WHAT TO PRODUCE |
Copy out all of the material exactly as presented.

++++ EXTRACTED MATERIAL ++++

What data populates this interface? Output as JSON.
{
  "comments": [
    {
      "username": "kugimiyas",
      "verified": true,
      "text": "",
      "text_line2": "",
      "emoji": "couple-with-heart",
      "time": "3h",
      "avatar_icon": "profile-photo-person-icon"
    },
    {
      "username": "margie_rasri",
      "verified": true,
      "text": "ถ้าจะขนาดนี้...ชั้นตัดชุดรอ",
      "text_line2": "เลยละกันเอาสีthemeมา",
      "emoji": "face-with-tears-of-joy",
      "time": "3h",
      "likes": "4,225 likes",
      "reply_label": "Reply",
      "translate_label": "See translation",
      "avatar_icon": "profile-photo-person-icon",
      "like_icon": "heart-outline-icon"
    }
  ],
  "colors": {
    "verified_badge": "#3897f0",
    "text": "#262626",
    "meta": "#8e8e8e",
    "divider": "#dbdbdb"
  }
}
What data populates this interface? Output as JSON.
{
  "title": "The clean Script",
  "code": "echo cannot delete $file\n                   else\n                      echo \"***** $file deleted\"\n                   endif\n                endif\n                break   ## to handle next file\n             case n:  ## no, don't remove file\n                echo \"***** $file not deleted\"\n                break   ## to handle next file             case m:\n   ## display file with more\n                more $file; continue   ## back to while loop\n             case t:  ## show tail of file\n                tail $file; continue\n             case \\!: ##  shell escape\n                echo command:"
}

++++

EXERCISE OUTPUT |
What data populates this interface? Output as JSON.
{
  "comments": [
    {
      "username": "kugimiyas",
      "verified": true,
      "text": "",
      "text_line2": "",
      "emoji": "couple-with-heart",
      "time": "3h",
      "avatar_icon": "profile-photo-person-icon"
    },
    {
      "username": "margie_rasri",
      "verified": true,
      "text": "ถ้าจะขนาดนี้...ชั้นตัดชุดรอ",
      "text_line2": "เลยละกันเอาสีthemeมา",
      "emoji": "face-with-tears-of-joy",
      "time": "3h",
      "likes": "4,225 likes",
      "reply_label": "Reply",
      "translate_label": "See translation",
      "avatar_icon": "profile-photo-person-icon",
      "like_icon": "heart-outline-icon"
    }
  ],
  "colors": {
    "verified_badge": "#3897f0",
    "text": "#262626",
    "meta": "#8e8e8e",
    "divider": "#dbdbdb"
  }
}
What data populates this interface? Output as JSON.
{
  "title": "The clean Script",
  "code": "echo cannot delete $file\n                   else\n                      echo \"***** $file deleted\"\n                   endif\n                endif\n                break   ## to handle next file\n             case n:  ## no, don't remove file\n                echo \"***** $file not deleted\"\n                break   ## to handle next file             case m:\n   ## display file with more\n                more $file; continue   ## back to while loop\n             case t:  ## show tail of file\n                tail $file; continue\n             case \\!: ##  shell escape\n                echo command:"
}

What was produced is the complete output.